Do this
Restate each line of the listing exactly, without carrying over any pictures.
-=-=-
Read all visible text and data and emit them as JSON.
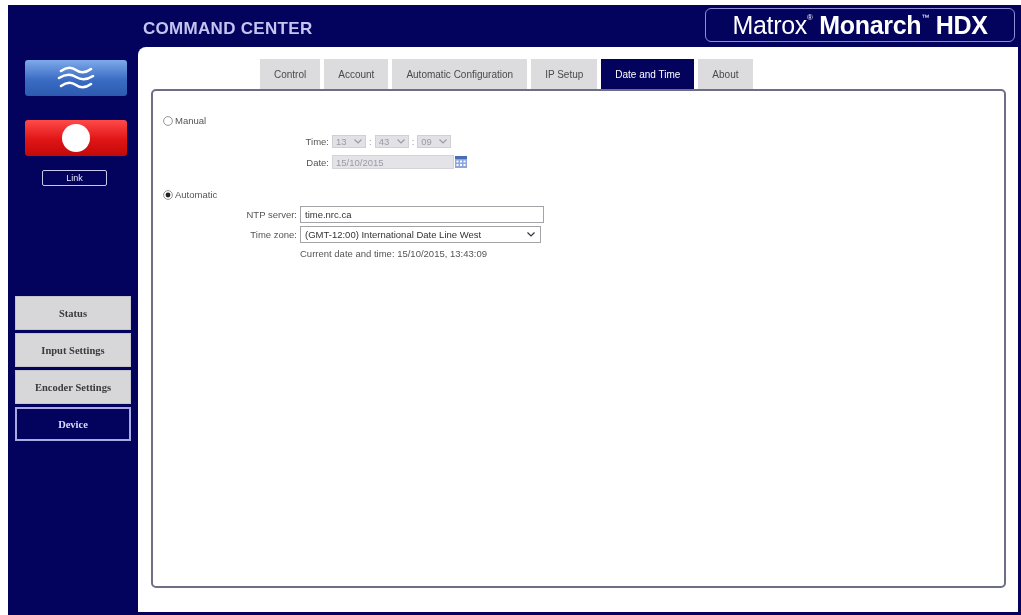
{
  "header": {
    "title": "COMMAND CENTER",
    "logo": "Matrox$^{®}$ **Monarch**$^{™}$ **HDX**"
  },
  "sidebar": {
    "link_button": "Link",
    "nav": [
      {
        "label": "Status",
        "selected": false
      },
      {
        "label": "Input Settings",
        "selected": false
      },
      {
        "label": "Encoder Settings",
        "selected": false
      },
      {
        "label": "Device",
        "selected": true
      }
    ]
  },
  "tabs": [
    {
      "label": "Control",
      "selected": false
    },
    {
      "label": "Account",
      "selected": false
    },
    {
      "label": "Automatic Configuration",
      "selected": false
    },
    {
      "label": "IP Setup",
      "selected": false
    },
    {
      "label": "Date and Time",
      "selected": true
    },
    {
      "label": "About",
      "selected": false
    }
  ],
  "form": {
    "manual": {
      "label": "Manual",
      "selected": false,
      "disabled": true,
      "time_label": "Time:",
      "time": [
        "13",
        "43",
        "09"
      ],
      "separators": [
        ":",
        ":"
      ],
      "date_label": "Date:",
      "date": "15/10/2015"
    },
    "automatic": {
      "label": "Automatic",
      "selected": true,
      "ntp_label": "NTP server:",
      "ntp_server": "time.nrc.ca",
      "timezone_label": "Time zone:",
      "timezone": "(GMT-12:00) International Date Line West",
      "current": "Current date and time: 15/10/2015, 13:43:09"
    }
  }
}
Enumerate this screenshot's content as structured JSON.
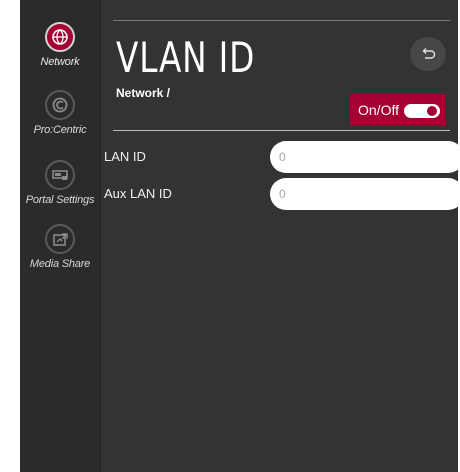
{
  "sidebar": {
    "items": [
      {
        "label": "Network",
        "icon": "network-globe-icon",
        "active": true
      },
      {
        "label": "Pro:Centric",
        "icon": "procentric-icon",
        "active": false
      },
      {
        "label": "Portal Settings",
        "icon": "portal-settings-icon",
        "active": false
      },
      {
        "label": "Media Share",
        "icon": "media-share-icon",
        "active": false
      }
    ]
  },
  "header": {
    "title": "VLAN ID",
    "breadcrumb": "Network /",
    "back_icon": "back-arrow-icon"
  },
  "toggle": {
    "label": "On/Off",
    "state": "on"
  },
  "fields": [
    {
      "label": "LAN ID",
      "placeholder": "0"
    },
    {
      "label": "Aux LAN ID",
      "placeholder": "0"
    }
  ],
  "colors": {
    "accent": "#a50034",
    "panel": "#333333",
    "sidebar": "#2b2b2b"
  }
}
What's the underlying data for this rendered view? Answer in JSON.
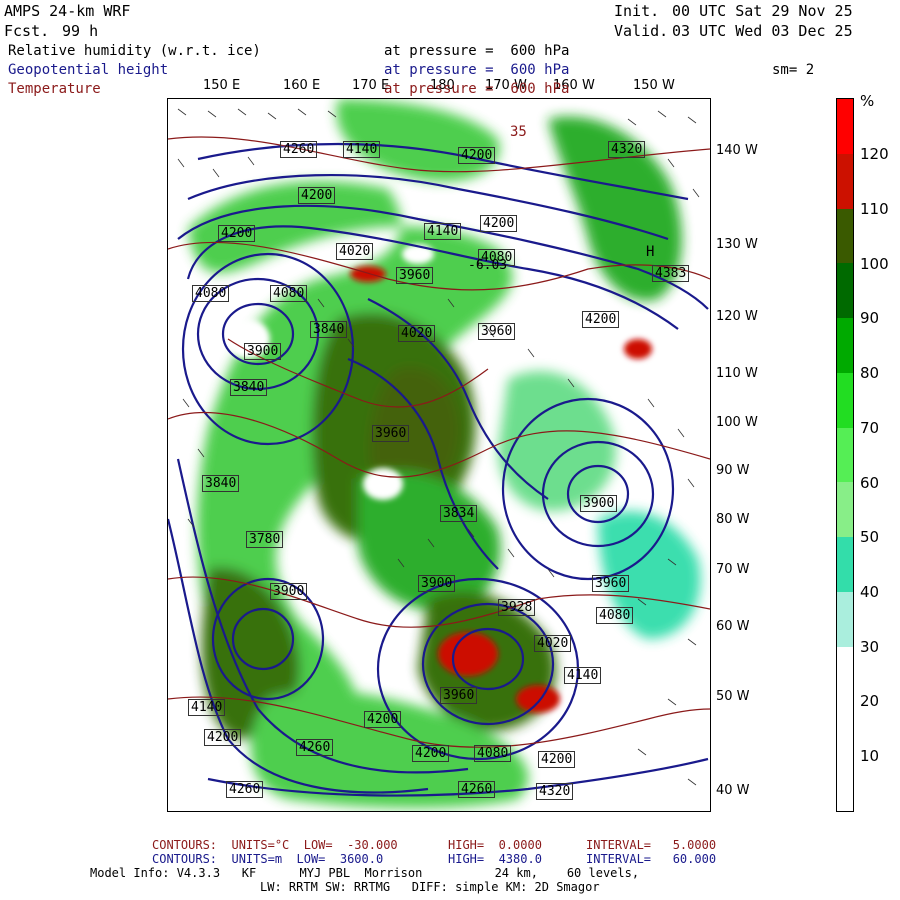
{
  "header": {
    "model": "AMPS 24-km WRF",
    "fcst_label": "Fcst.",
    "fcst_value": "99 h",
    "init_label": "Init.",
    "init_value": "00 UTC Sat 29 Nov 25",
    "valid_label": "Valid.",
    "valid_value": "03 UTC Wed 03 Dec 25",
    "fields": [
      {
        "name": "Relative humidity (w.r.t. ice)",
        "level": "at pressure =  600 hPa",
        "color": "#000000"
      },
      {
        "name": "Geopotential height",
        "level": "at pressure =  600 hPa",
        "color": "#1a1a8c"
      },
      {
        "name": "Temperature",
        "level": "at pressure =  600 hPa",
        "color": "#8b1a1a"
      }
    ],
    "smoothing": "sm= 2"
  },
  "longitude_labels_top": [
    "150 E",
    "160 E",
    "170 E",
    "180",
    "170 W",
    "160 W",
    "150 W"
  ],
  "longitude_labels_right": [
    "140 W",
    "130 W",
    "120 W",
    "110 W",
    "100 W",
    "90 W",
    "80 W",
    "70 W",
    "60 W",
    "50 W",
    "40 W"
  ],
  "colorbar": {
    "unit": "%",
    "labels": [
      "120",
      "110",
      "100",
      "90",
      "80",
      "70",
      "60",
      "50",
      "40",
      "30",
      "20",
      "10"
    ],
    "colors": [
      "#ff0000",
      "#cc1100",
      "#3a5a00",
      "#006a00",
      "#00aa00",
      "#22dd22",
      "#55ee55",
      "#88ee88",
      "#33ddaa",
      "#aaeedd",
      "#ffffff",
      "#ffffff",
      "#ffffff"
    ]
  },
  "height_labels": [
    "4260",
    "4140",
    "4320",
    "4200",
    "4200",
    "4200",
    "4200",
    "4140",
    "4080",
    "4020",
    "3960",
    "4080",
    "4080",
    "3840",
    "4200",
    "3960",
    "3900",
    "3840",
    "4020",
    "3960",
    "3840",
    "3900",
    "3834",
    "3780",
    "3900",
    "3960",
    "3900",
    "3928",
    "4020",
    "4080",
    "4140",
    "3960",
    "4200",
    "4260",
    "4200",
    "4260",
    "4200",
    "4080",
    "4320",
    "4200",
    "4260",
    "4140",
    "4383"
  ],
  "map_annotations": {
    "h_label": "H",
    "h_value": "4383",
    "t_value": "35",
    "low_value": "-6.03"
  },
  "footer": {
    "line1": {
      "label": "CONTOURS:  UNITS=°C  LOW=  -30.000",
      "high": "HIGH=  0.0000",
      "interval": "INTERVAL=   5.0000"
    },
    "line2": {
      "label": "CONTOURS:  UNITS=m  LOW=  3600.0",
      "high": "HIGH=  4380.0",
      "interval": "INTERVAL=   60.000"
    },
    "line3": "Model Info: V4.3.3   KF      MYJ PBL  Morrison          24 km,    60 levels,",
    "line4": "LW: RRTM SW: RRTMG   DIFF: simple KM: 2D Smagor"
  }
}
-=-=-
Result of this task
Read all visible text and data and emit them as JSON.
{
  "header": {
    "title": "COMMAND CENTER",
    "logo": "Matrox$^{®}$ **Monarch**$^{™}$ **HDX**"
  },
  "sidebar": {
    "link_button": "Link",
    "nav": [
      {
        "label": "Status",
        "selected": false
      },
      {
        "label": "Input Settings",
        "selected": false
      },
      {
        "label": "Encoder Settings",
        "selected": false
      },
      {
        "label": "Device",
        "selected": true
      }
    ]
  },
  "tabs": [
    {
      "label": "Control",
      "selected": false
    },
    {
      "label": "Account",
      "selected": false
    },
    {
      "label": "Automatic Configuration",
      "selected": false
    },
    {
      "label": "IP Setup",
      "selected": false
    },
    {
      "label": "Date and Time",
      "selected": true
    },
    {
      "label": "About",
      "selected": false
    }
  ],
  "form": {
    "manual": {
      "label": "Manual",
      "selected": false,
      "disabled": true,
      "time_label": "Time:",
      "time": [
        "13",
        "43",
        "09"
      ],
      "separators": [
        ":",
        ":"
      ],
      "date_label": "Date:",
      "date": "15/10/2015"
    },
    "automatic": {
      "label": "Automatic",
      "selected": true,
      "ntp_label": "NTP server:",
      "ntp_server": "time.nrc.ca",
      "timezone_label": "Time zone:",
      "timezone": "(GMT-12:00) International Date Line West",
      "current": "Current date and time: 15/10/2015, 13:43:09"
    }
  }
}
Enumerate this screenshot's content as structured JSON.
{
  "sidebar": {
    "items": [
      {
        "label": "Network",
        "icon": "network-globe-icon",
        "active": true
      },
      {
        "label": "Pro:Centric",
        "icon": "procentric-icon",
        "active": false
      },
      {
        "label": "Portal Settings",
        "icon": "portal-settings-icon",
        "active": false
      },
      {
        "label": "Media Share",
        "icon": "media-share-icon",
        "active": false
      }
    ]
  },
  "header": {
    "title": "VLAN ID",
    "breadcrumb": "Network /",
    "back_icon": "back-arrow-icon"
  },
  "toggle": {
    "label": "On/Off",
    "state": "on"
  },
  "fields": [
    {
      "label": "LAN ID",
      "placeholder": "0"
    },
    {
      "label": "Aux LAN ID",
      "placeholder": "0"
    }
  ],
  "colors": {
    "accent": "#a50034",
    "panel": "#333333",
    "sidebar": "#2b2b2b"
  }
}
What's the underlying data for this rendered view? Answer in JSON.
{
  "header": {
    "model": "AMPS 24-km WRF",
    "fcst_label": "Fcst.",
    "fcst_value": "99 h",
    "init_label": "Init.",
    "init_value": "00 UTC Sat 29 Nov 25",
    "valid_label": "Valid.",
    "valid_value": "03 UTC Wed 03 Dec 25",
    "fields": [
      {
        "name": "Relative humidity (w.r.t. ice)",
        "level": "at pressure =  600 hPa",
        "color": "#000000"
      },
      {
        "name": "Geopotential height",
        "level": "at pressure =  600 hPa",
        "color": "#1a1a8c"
      },
      {
        "name": "Temperature",
        "level": "at pressure =  600 hPa",
        "color": "#8b1a1a"
      }
    ],
    "smoothing": "sm= 2"
  },
  "longitude_labels_top": [
    "150 E",
    "160 E",
    "170 E",
    "180",
    "170 W",
    "160 W",
    "150 W"
  ],
  "longitude_labels_right": [
    "140 W",
    "130 W",
    "120 W",
    "110 W",
    "100 W",
    "90 W",
    "80 W",
    "70 W",
    "60 W",
    "50 W",
    "40 W"
  ],
  "colorbar": {
    "unit": "%",
    "labels": [
      "120",
      "110",
      "100",
      "90",
      "80",
      "70",
      "60",
      "50",
      "40",
      "30",
      "20",
      "10"
    ],
    "colors": [
      "#ff0000",
      "#cc1100",
      "#3a5a00",
      "#006a00",
      "#00aa00",
      "#22dd22",
      "#55ee55",
      "#88ee88",
      "#33ddaa",
      "#aaeedd",
      "#ffffff",
      "#ffffff",
      "#ffffff"
    ]
  },
  "height_labels": [
    "4260",
    "4140",
    "4320",
    "4200",
    "4200",
    "4200",
    "4200",
    "4140",
    "4080",
    "4020",
    "3960",
    "4080",
    "4080",
    "3840",
    "4200",
    "3960",
    "3900",
    "3840",
    "4020",
    "3960",
    "3840",
    "3900",
    "3834",
    "3780",
    "3900",
    "3960",
    "3900",
    "3928",
    "4020",
    "4080",
    "4140",
    "3960",
    "4200",
    "4260",
    "4200",
    "4260",
    "4200",
    "4080",
    "4320",
    "4200",
    "4260",
    "4140",
    "4383"
  ],
  "map_annotations": {
    "h_label": "H",
    "h_value": "4383",
    "t_value": "35",
    "low_value": "-6.03"
  },
  "footer": {
    "line1": {
      "label": "CONTOURS:  UNITS=°C  LOW=  -30.000",
      "high": "HIGH=  0.0000",
      "interval": "INTERVAL=   5.0000"
    },
    "line2": {
      "label": "CONTOURS:  UNITS=m  LOW=  3600.0",
      "high": "HIGH=  4380.0",
      "interval": "INTERVAL=   60.000"
    },
    "line3": "Model Info: V4.3.3   KF      MYJ PBL  Morrison          24 km,    60 levels,",
    "line4": "LW: RRTM SW: RRTMG   DIFF: simple KM: 2D Smagor"
  }
}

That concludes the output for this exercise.